_Extracted information_:
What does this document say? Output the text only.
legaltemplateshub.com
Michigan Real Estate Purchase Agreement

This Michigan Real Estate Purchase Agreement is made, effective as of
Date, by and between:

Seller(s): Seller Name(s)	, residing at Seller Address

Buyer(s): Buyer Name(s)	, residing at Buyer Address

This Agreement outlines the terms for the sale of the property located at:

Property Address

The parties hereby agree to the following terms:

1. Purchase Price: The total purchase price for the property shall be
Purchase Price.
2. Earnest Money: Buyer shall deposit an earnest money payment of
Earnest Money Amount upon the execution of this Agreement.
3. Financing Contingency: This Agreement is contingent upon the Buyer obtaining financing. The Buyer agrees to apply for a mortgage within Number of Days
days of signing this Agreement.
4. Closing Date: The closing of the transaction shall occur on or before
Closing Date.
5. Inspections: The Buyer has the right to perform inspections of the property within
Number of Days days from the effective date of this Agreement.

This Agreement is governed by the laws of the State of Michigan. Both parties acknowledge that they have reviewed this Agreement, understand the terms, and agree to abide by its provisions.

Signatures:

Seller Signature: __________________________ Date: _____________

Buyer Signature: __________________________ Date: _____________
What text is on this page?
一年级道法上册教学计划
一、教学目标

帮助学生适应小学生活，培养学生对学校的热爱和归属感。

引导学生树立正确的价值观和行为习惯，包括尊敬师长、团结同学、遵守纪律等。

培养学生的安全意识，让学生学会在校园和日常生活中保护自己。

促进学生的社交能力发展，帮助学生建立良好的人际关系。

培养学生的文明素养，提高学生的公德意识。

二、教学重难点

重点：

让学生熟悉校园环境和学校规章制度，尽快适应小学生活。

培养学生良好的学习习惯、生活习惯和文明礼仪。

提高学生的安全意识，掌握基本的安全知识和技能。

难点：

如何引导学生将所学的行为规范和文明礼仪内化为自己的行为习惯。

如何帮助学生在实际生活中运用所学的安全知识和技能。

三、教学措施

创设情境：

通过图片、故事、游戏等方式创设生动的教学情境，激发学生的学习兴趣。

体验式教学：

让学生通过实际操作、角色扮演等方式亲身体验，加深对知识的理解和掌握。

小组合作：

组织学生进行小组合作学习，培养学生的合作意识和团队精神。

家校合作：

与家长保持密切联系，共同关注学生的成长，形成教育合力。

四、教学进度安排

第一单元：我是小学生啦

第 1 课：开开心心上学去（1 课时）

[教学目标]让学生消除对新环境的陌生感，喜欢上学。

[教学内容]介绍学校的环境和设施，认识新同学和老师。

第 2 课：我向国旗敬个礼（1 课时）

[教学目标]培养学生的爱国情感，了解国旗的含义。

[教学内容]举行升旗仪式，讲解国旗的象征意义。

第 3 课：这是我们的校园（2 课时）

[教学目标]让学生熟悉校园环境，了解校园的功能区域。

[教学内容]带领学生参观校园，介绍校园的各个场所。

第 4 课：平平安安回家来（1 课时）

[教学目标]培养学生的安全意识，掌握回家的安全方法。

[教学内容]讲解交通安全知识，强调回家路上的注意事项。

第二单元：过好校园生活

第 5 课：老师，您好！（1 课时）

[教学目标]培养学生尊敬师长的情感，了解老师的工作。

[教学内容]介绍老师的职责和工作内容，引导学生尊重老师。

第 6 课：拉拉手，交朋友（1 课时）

_Stated exercise_: Each line that has the word "terms" should be copied.

_Written reply_:
This Agreement outlines the terms for the sale of the property located at:
The parties hereby agree to the following terms:
This Agreement is governed by the laws of the State of Michigan. Both parties acknowledge that they have reviewed this Agreement, understand the terms, and agree to abide by its provisions.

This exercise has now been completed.